Locate the lines that hold the string "JSON". Copy every such line.

^^^^

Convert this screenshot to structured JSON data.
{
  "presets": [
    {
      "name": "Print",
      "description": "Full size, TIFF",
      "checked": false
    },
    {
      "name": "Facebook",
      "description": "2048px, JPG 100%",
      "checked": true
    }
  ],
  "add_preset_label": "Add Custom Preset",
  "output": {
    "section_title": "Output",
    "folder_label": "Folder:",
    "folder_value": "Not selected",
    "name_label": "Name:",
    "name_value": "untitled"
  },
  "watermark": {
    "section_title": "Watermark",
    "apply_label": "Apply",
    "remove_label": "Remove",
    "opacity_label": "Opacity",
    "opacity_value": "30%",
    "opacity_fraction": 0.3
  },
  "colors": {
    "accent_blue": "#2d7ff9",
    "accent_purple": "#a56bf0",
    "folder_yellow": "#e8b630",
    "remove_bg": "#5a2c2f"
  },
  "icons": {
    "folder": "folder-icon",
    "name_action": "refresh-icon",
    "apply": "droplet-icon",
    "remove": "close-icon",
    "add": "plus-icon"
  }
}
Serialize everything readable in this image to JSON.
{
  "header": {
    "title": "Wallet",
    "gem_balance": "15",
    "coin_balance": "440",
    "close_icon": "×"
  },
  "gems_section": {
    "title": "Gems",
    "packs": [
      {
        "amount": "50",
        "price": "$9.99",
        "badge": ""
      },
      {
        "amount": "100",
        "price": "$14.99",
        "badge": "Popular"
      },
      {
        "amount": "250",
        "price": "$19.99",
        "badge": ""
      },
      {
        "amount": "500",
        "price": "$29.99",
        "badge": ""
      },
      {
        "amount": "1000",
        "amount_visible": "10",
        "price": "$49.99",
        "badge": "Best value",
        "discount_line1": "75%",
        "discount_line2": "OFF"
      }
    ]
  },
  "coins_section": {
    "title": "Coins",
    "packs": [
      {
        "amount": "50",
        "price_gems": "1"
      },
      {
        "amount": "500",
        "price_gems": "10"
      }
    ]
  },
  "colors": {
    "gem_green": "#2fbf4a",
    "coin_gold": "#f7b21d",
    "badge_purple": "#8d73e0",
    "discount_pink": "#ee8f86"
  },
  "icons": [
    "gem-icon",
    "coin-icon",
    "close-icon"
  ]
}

^^^^

**Response to the exercise**
Convert this screenshot to structured JSON data.
Serialize everything readable in this image to JSON.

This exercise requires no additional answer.